## YOUR GOAL
Gather the lines below that include the string "complaint", copying each in full.

— Start —

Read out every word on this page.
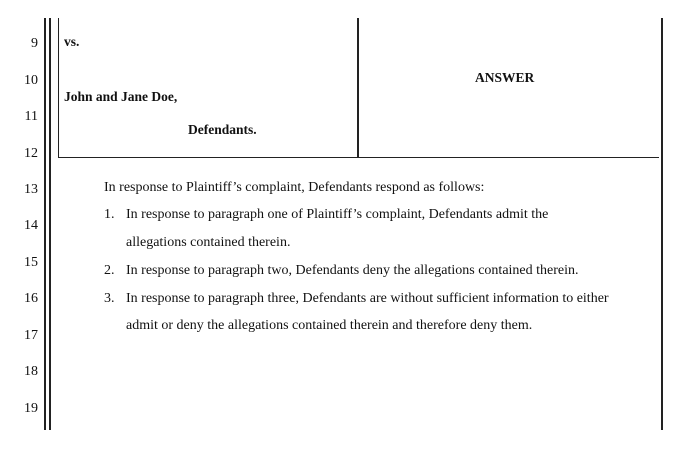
9
10
11
12
13
14
15
16
17
18
19
vs.
John and Jane Doe,
Defendants.
ANSWER
In response to Plaintiff’s complaint, Defendants respond as follows:
1. In response to paragraph one of Plaintiff’s complaint, Defendants admit the
allegations contained therein.
2. In response to paragraph two, Defendants deny the allegations contained therein.
3. In response to paragraph three, Defendants are without sufficient information to either
admit or deny the allegations contained therein and therefore deny them.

— End —

## TASK RESPONSE
In response to Plaintiff’s complaint, Defendants respond as follows:
1. In response to paragraph one of Plaintiff’s complaint, Defendants admit the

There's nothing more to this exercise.